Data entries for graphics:
....
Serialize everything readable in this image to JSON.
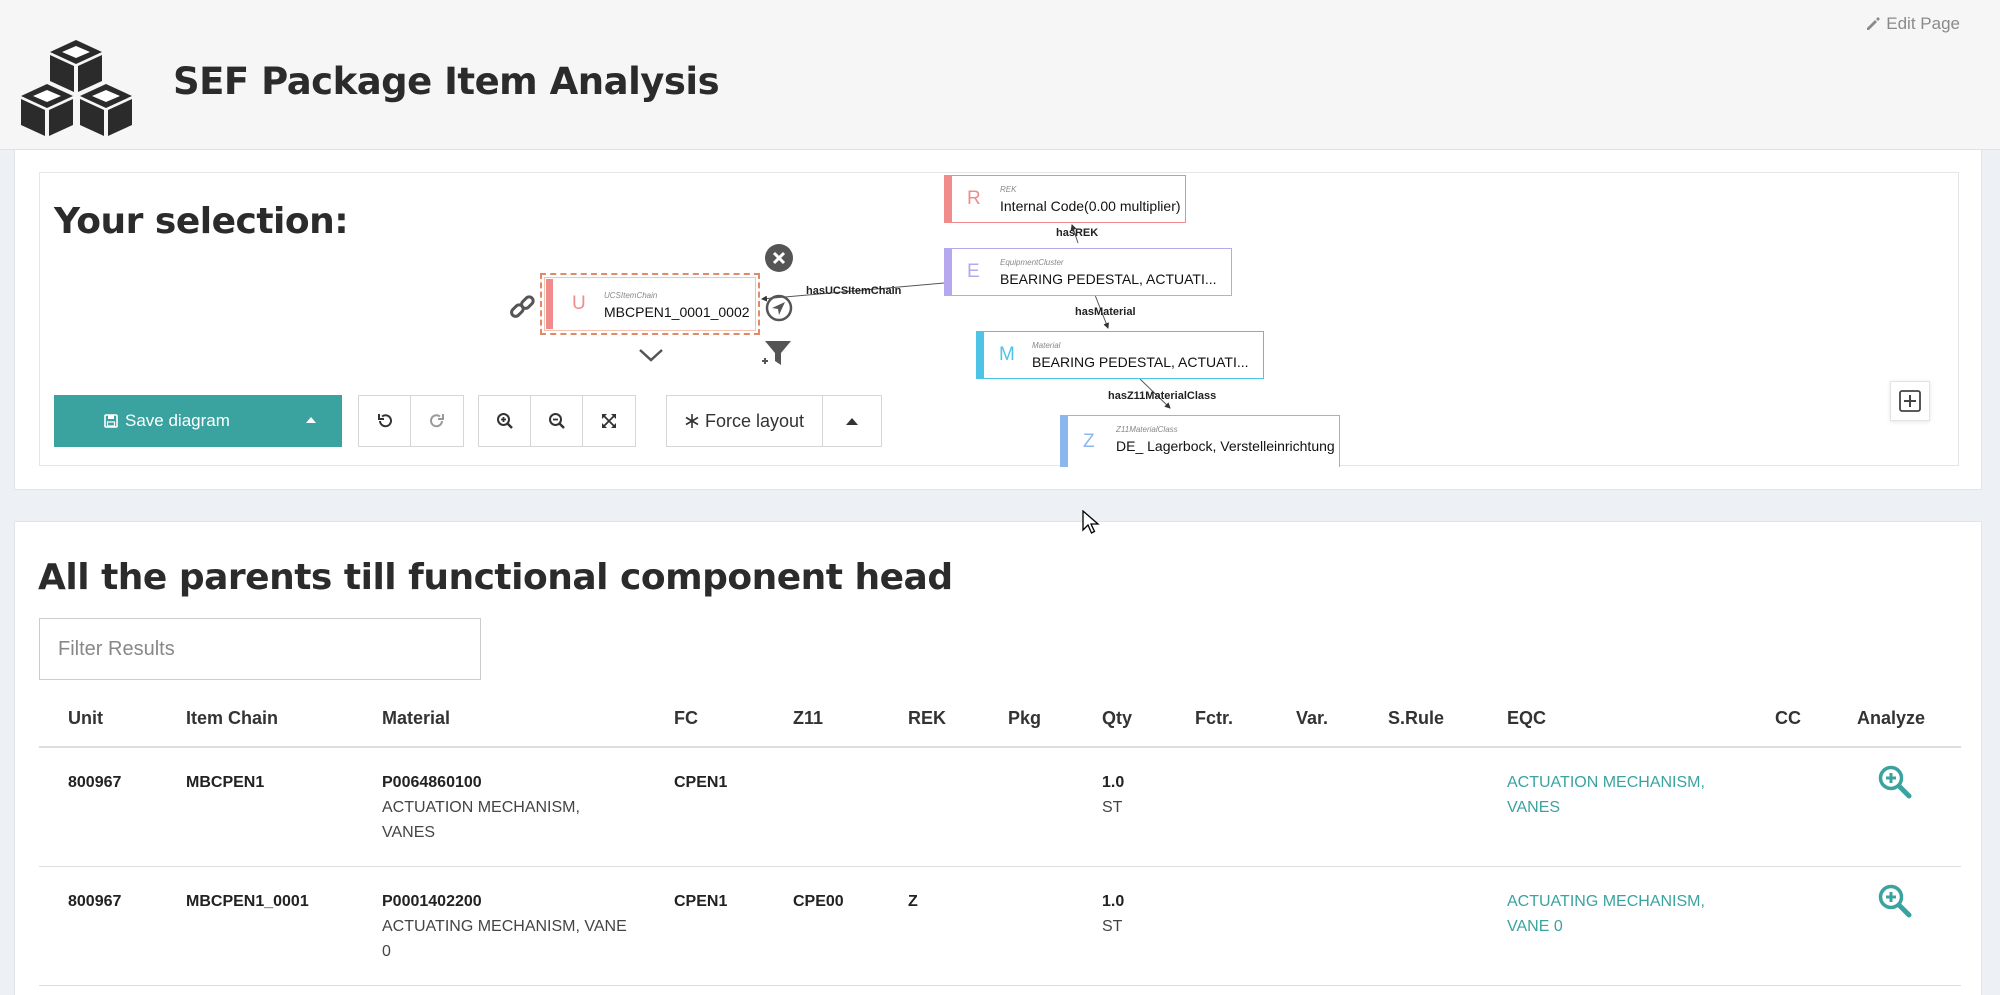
{
  "header": {
    "title": "SEF Package Item Analysis",
    "edit_page": "Edit Page"
  },
  "selection": {
    "title": "Your selection:",
    "nodes": [
      {
        "key": "rek",
        "letter": "R",
        "type": "REK",
        "label": "Internal Code(0.00 multiplier)",
        "color": "#f08c8c"
      },
      {
        "key": "eqc",
        "letter": "E",
        "type": "EquipmentCluster",
        "label": "BEARING PEDESTAL, ACTUATI...",
        "color": "#b6a8ee"
      },
      {
        "key": "ucs",
        "letter": "U",
        "type": "UCSItemChain",
        "label": "MBCPEN1_0001_0002",
        "color": "#f08c8c"
      },
      {
        "key": "mat",
        "letter": "M",
        "type": "Material",
        "label": "BEARING PEDESTAL, ACTUATI...",
        "color": "#4dc3e6"
      },
      {
        "key": "z11",
        "letter": "Z",
        "type": "Z11MaterialClass",
        "label": "DE_ Lagerbock, Verstelleinrichtung",
        "color": "#8bb6ee"
      }
    ],
    "edges": {
      "has_rek": "hasREK",
      "has_ucs": "hasUCSItemChain",
      "has_material": "hasMaterial",
      "has_z11": "hasZ11MaterialClass"
    },
    "toolbar": {
      "save_label": "Save diagram",
      "force_label": "Force layout"
    }
  },
  "parents": {
    "title": "All the parents till functional component head",
    "filter_placeholder": "Filter Results",
    "columns": {
      "unit": "Unit",
      "item_chain": "Item Chain",
      "material": "Material",
      "fc": "FC",
      "z11": "Z11",
      "rek": "REK",
      "pkg": "Pkg",
      "qty": "Qty",
      "fctr": "Fctr.",
      "var": "Var.",
      "srule": "S.Rule",
      "eqc": "EQC",
      "cc": "CC",
      "analyze": "Analyze"
    },
    "rows": [
      {
        "unit": "800967",
        "item_chain": "MBCPEN1",
        "material_code": "P0064860100",
        "material_desc": "ACTUATION MECHANISM, VANES",
        "fc": "CPEN1",
        "z11": "",
        "rek": "",
        "qty": "1.0",
        "qty_unit": "ST",
        "eqc": "ACTUATION MECHANISM, VANES"
      },
      {
        "unit": "800967",
        "item_chain": "MBCPEN1_0001",
        "material_code": "P0001402200",
        "material_desc": "ACTUATING MECHANISM, VANE 0",
        "fc": "CPEN1",
        "z11": "CPE00",
        "rek": "Z",
        "qty": "1.0",
        "qty_unit": "ST",
        "eqc": "ACTUATING MECHANISM, VANE 0"
      }
    ]
  },
  "colors": {
    "accent": "#3aa3a0"
  }
}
....
▸ Stated goal
Without the pictures, transcribe the listing above exactly.

▸ Task response
Serialize everything readable in this image to JSON.
{
  "header": {
    "title": "SEF Package Item Analysis",
    "edit_page": "Edit Page"
  },
  "selection": {
    "title": "Your selection:",
    "nodes": [
      {
        "key": "rek",
        "letter": "R",
        "type": "REK",
        "label": "Internal Code(0.00 multiplier)",
        "color": "#f08c8c"
      },
      {
        "key": "eqc",
        "letter": "E",
        "type": "EquipmentCluster",
        "label": "BEARING PEDESTAL, ACTUATI...",
        "color": "#b6a8ee"
      },
      {
        "key": "ucs",
        "letter": "U",
        "type": "UCSItemChain",
        "label": "MBCPEN1_0001_0002",
        "color": "#f08c8c"
      },
      {
        "key": "mat",
        "letter": "M",
        "type": "Material",
        "label": "BEARING PEDESTAL, ACTUATI...",
        "color": "#4dc3e6"
      },
      {
        "key": "z11",
        "letter": "Z",
        "type": "Z11MaterialClass",
        "label": "DE_ Lagerbock, Verstelleinrichtung",
        "color": "#8bb6ee"
      }
    ],
    "edges": {
      "has_rek": "hasREK",
      "has_ucs": "hasUCSItemChain",
      "has_material": "hasMaterial",
      "has_z11": "hasZ11MaterialClass"
    },
    "toolbar": {
      "save_label": "Save diagram",
      "force_label": "Force layout"
    }
  },
  "parents": {
    "title": "All the parents till functional component head",
    "filter_placeholder": "Filter Results",
    "columns": {
      "unit": "Unit",
      "item_chain": "Item Chain",
      "material": "Material",
      "fc": "FC",
      "z11": "Z11",
      "rek": "REK",
      "pkg": "Pkg",
      "qty": "Qty",
      "fctr": "Fctr.",
      "var": "Var.",
      "srule": "S.Rule",
      "eqc": "EQC",
      "cc": "CC",
      "analyze": "Analyze"
    },
    "rows": [
      {
        "unit": "800967",
        "item_chain": "MBCPEN1",
        "material_code": "P0064860100",
        "material_desc": "ACTUATION MECHANISM, VANES",
        "fc": "CPEN1",
        "z11": "",
        "rek": "",
        "qty": "1.0",
        "qty_unit": "ST",
        "eqc": "ACTUATION MECHANISM, VANES"
      },
      {
        "unit": "800967",
        "item_chain": "MBCPEN1_0001",
        "material_code": "P0001402200",
        "material_desc": "ACTUATING MECHANISM, VANE 0",
        "fc": "CPEN1",
        "z11": "CPE00",
        "rek": "Z",
        "qty": "1.0",
        "qty_unit": "ST",
        "eqc": "ACTUATING MECHANISM, VANE 0"
      }
    ]
  },
  "colors": {
    "accent": "#3aa3a0"
  }
}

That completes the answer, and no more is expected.